▶ _Request 1_: Please repeat, word for word, the entries below starting with the line that contains "feature text 3: Synth" and going on through the line that contains "left feature list: VHS plaid. — [41, 634, 64, 640]", with both of those lines included.

▶ _Page_:
A solution by Seraphim

We note that

$$\zeta(m) - {\rm Li}_m(x)= \sum_{n=1}^{\infty} \frac{1-x^n}{n^m}$$

Therefore

\begin{align*}
S &= \int_{0}^{1}\frac{\zeta(m)-{\rm Li}_m (x)}{1-x} \log^{m-1} x \, {\rm d}x \\
&= \sum_{n=1}^{\infty} \frac{1}{n^m} \int_{0}^{1}\frac{1-x^n}{1-x} \log^{m-1} x \, {\rm d}x\\
&=\sum_{n=1}^{\infty} \frac{1}{n^m} \sum_{k=0}^{n-1} \int_{0}^{1}x^k \log^{m-1} x \, {\rm d}x \\
&= \sum_{n=1}^{\infty} \frac{1}{n^m} \sum_{k=0}^{n-1} \frac{(-1)^{m-1} (m-1)!}{(k+1)^m}\\
&= (-1)^{m-1} (m-1)! \sum_{n=1}^{\infty} \frac{1}{n^m} \sum_{k=1}^{n} \frac{1}{k^m} \\
&= \frac{(-1)^{m-1} (m-1)!}{2} \left ( \zeta^2(m) + \zeta(2m) \right )

[Dataset rows]
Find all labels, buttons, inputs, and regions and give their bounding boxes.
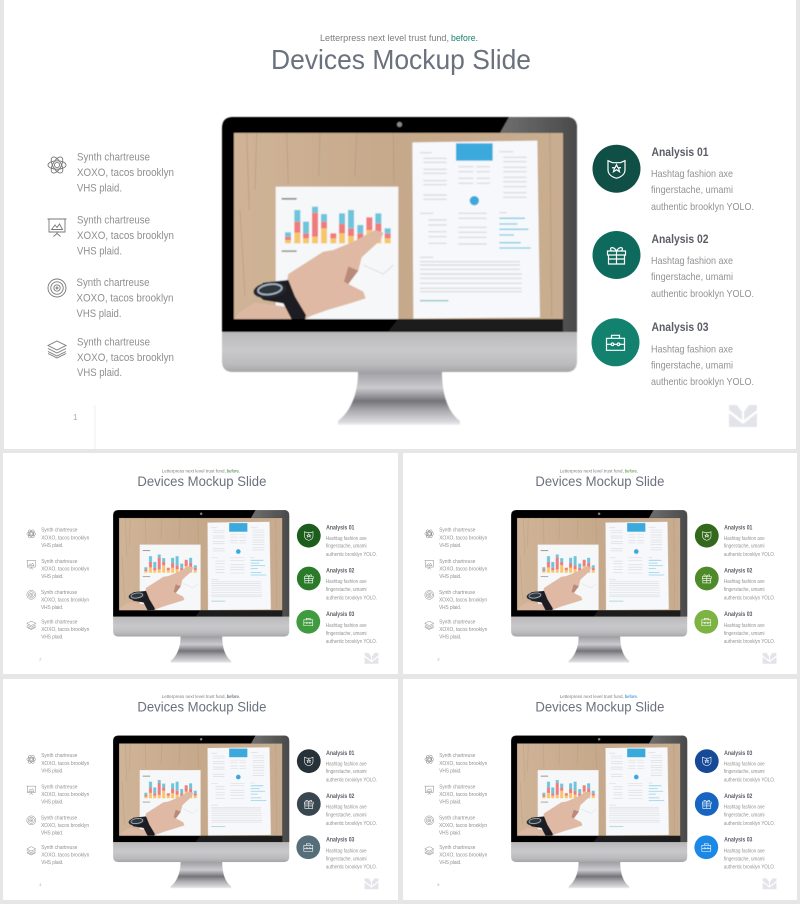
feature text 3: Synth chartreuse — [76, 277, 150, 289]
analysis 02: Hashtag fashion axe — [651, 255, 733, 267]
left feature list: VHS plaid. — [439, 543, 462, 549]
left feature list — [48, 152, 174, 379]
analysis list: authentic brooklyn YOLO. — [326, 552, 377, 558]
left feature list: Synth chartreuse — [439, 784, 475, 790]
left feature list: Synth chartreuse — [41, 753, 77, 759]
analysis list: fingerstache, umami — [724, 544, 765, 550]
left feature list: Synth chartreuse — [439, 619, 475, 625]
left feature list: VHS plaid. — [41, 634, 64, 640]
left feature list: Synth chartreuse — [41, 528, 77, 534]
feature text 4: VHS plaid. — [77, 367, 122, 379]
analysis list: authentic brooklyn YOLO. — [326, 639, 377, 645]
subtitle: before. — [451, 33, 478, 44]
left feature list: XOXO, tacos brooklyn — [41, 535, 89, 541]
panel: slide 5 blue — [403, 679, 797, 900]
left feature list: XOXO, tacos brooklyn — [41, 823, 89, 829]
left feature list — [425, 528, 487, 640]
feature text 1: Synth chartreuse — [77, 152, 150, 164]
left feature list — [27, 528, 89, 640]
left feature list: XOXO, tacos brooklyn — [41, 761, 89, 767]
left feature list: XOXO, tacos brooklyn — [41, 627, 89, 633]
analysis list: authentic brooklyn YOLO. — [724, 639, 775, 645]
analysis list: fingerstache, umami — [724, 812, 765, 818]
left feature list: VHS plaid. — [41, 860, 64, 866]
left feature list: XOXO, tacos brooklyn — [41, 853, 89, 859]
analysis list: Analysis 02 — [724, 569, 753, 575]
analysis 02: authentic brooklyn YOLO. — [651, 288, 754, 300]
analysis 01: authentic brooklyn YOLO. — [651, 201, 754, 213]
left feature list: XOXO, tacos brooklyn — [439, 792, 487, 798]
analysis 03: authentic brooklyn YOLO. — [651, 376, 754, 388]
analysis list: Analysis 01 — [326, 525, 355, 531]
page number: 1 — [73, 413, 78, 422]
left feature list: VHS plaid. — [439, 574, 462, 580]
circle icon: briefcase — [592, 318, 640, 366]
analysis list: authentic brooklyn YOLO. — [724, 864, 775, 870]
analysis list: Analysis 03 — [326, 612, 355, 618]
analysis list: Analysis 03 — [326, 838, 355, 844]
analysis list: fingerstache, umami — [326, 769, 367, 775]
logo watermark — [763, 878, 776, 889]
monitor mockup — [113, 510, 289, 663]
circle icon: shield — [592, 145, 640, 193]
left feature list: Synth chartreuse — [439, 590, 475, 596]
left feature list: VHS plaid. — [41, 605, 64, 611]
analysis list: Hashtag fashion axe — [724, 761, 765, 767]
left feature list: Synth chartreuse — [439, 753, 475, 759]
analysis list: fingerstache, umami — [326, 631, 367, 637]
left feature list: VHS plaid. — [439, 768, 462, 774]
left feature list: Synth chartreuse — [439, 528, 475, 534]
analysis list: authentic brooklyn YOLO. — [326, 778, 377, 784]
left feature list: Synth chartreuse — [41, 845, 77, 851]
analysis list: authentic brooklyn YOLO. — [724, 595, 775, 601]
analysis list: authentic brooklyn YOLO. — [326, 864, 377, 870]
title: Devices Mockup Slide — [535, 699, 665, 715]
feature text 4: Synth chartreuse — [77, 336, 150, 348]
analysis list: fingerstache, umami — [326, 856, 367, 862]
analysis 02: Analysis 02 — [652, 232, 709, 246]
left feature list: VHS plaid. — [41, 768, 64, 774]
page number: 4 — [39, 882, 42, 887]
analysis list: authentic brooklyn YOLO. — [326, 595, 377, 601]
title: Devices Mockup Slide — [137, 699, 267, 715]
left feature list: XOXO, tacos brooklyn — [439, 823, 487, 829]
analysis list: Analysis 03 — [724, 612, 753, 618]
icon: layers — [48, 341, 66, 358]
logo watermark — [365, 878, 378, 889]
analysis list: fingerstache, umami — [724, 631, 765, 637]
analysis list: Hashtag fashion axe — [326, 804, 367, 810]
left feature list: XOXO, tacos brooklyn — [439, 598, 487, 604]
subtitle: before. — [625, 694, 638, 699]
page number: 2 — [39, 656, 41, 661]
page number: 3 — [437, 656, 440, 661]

▶ _Request 2_: Reproduce the solution above verbatim, starting with "We note that" and going on through "( \zeta^2(m) + \zeta(2m) \right )".

▶ _Complete response 1_:
feature text 3: Synth chartreuse — [76, 277, 150, 289]
analysis 02: Hashtag fashion axe — [651, 255, 733, 267]
left feature list: VHS plaid. — [439, 543, 462, 549]
left feature list — [48, 152, 174, 379]
analysis list: authentic brooklyn YOLO. — [326, 552, 377, 558]
left feature list: Synth chartreuse — [439, 784, 475, 790]
left feature list: Synth chartreuse — [41, 753, 77, 759]
analysis list: fingerstache, umami — [724, 544, 765, 550]
left feature list: Synth chartreuse — [439, 619, 475, 625]
left feature list: VHS plaid. — [41, 634, 64, 640]

▶ _Complete response 2_:
We note that

$$\zeta(m) - {\rm Li}_m(x)= \sum_{n=1}^{\infty} \frac{1-x^n}{n^m}$$

Therefore

\begin{align*}
S &= \int_{0}^{1}\frac{\zeta(m)-{\rm Li}_m (x)}{1-x} \log^{m-1} x \, {\rm d}x \\
&= \sum_{n=1}^{\infty} \frac{1}{n^m} \int_{0}^{1}\frac{1-x^n}{1-x} \log^{m-1} x \, {\rm d}x\\
&=\sum_{n=1}^{\infty} \frac{1}{n^m} \sum_{k=0}^{n-1} \int_{0}^{1}x^k \log^{m-1} x \, {\rm d}x \\
&= \sum_{n=1}^{\infty} \frac{1}{n^m} \sum_{k=0}^{n-1} \frac{(-1)^{m-1} (m-1)!}{(k+1)^m}\\
&= (-1)^{m-1} (m-1)! \sum_{n=1}^{\infty} \frac{1}{n^m} \sum_{k=1}^{n} \frac{1}{k^m} \\
&= \frac{(-1)^{m-1} (m-1)!}{2} \left ( \zeta^2(m) + \zeta(2m) \right )